Short exercise. In the listing that follows, count the lines holding the word "sigma" and report only that number.

[Dataset rows]
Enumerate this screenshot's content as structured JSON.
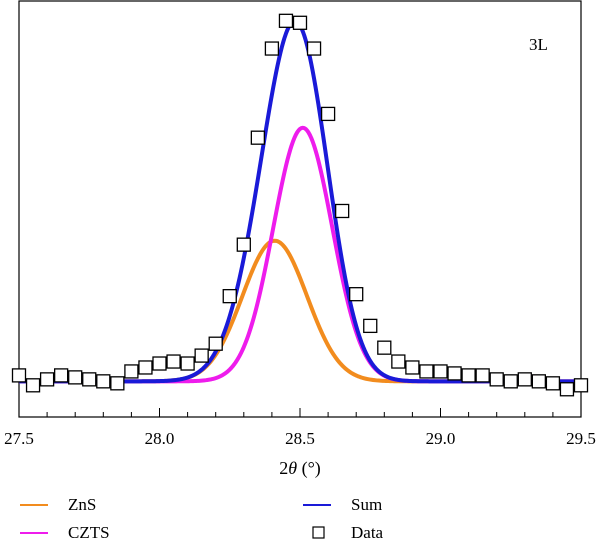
{
  "chart_data": {
    "type": "line",
    "panel_label": "3L",
    "xlabel_prefix": "2",
    "xlabel_symbol": "θ",
    "xlabel_unit": " (°)",
    "ylabel": "",
    "xlim": [
      27.5,
      29.5
    ],
    "ylim": [
      0,
      1.05
    ],
    "x_ticks": [
      27.5,
      28.0,
      28.5,
      29.0,
      29.5
    ],
    "x_tick_labels": [
      "27.5",
      "28.0",
      "28.5",
      "29.0",
      "29.5"
    ],
    "y_ticks_shown": false,
    "grid": false,
    "legend_position": "below-plot",
    "series": [
      {
        "name": "ZnS",
        "color": "#f28c1e",
        "kind": "gaussian",
        "baseline": 0.09,
        "amplitude": 0.355,
        "center": 28.41,
        "sigma": 0.115
      },
      {
        "name": "CZTS",
        "color": "#ee1cec",
        "kind": "gaussian",
        "baseline": 0.09,
        "amplitude": 0.64,
        "center": 28.51,
        "sigma": 0.105
      },
      {
        "name": "Sum",
        "color": "#1a1ad8",
        "kind": "sum_of_gaussians",
        "baseline": 0.09,
        "components": [
          {
            "amplitude": 0.355,
            "center": 28.41,
            "sigma": 0.115
          },
          {
            "amplitude": 0.64,
            "center": 28.51,
            "sigma": 0.105
          }
        ]
      },
      {
        "name": "Data",
        "color": "#000000",
        "kind": "markers",
        "x": [
          27.5,
          27.55,
          27.6,
          27.65,
          27.7,
          27.75,
          27.8,
          27.85,
          27.9,
          27.95,
          28.0,
          28.05,
          28.1,
          28.15,
          28.2,
          28.25,
          28.3,
          28.35,
          28.4,
          28.45,
          28.5,
          28.55,
          28.6,
          28.65,
          28.7,
          28.75,
          28.8,
          28.85,
          28.9,
          28.95,
          29.0,
          29.05,
          29.1,
          29.15,
          29.2,
          29.25,
          29.3,
          29.35,
          29.4,
          29.45,
          29.5
        ],
        "y": [
          0.105,
          0.08,
          0.095,
          0.105,
          0.1,
          0.095,
          0.09,
          0.085,
          0.115,
          0.125,
          0.135,
          0.14,
          0.135,
          0.155,
          0.185,
          0.305,
          0.435,
          0.705,
          0.93,
          1.0,
          0.995,
          0.93,
          0.765,
          0.52,
          0.31,
          0.23,
          0.175,
          0.14,
          0.125,
          0.115,
          0.115,
          0.11,
          0.105,
          0.105,
          0.095,
          0.09,
          0.095,
          0.09,
          0.085,
          0.07,
          0.08
        ]
      }
    ]
  },
  "legend": {
    "items": [
      {
        "label": "ZnS",
        "symbol": "line",
        "color": "#f28c1e"
      },
      {
        "label": "CZTS",
        "symbol": "line",
        "color": "#ee1cec"
      },
      {
        "label": "Sum",
        "symbol": "line",
        "color": "#1a1ad8"
      },
      {
        "label": "Data",
        "symbol": "square",
        "color": "#000000"
      }
    ]
  }
}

Answer to this exercise. 4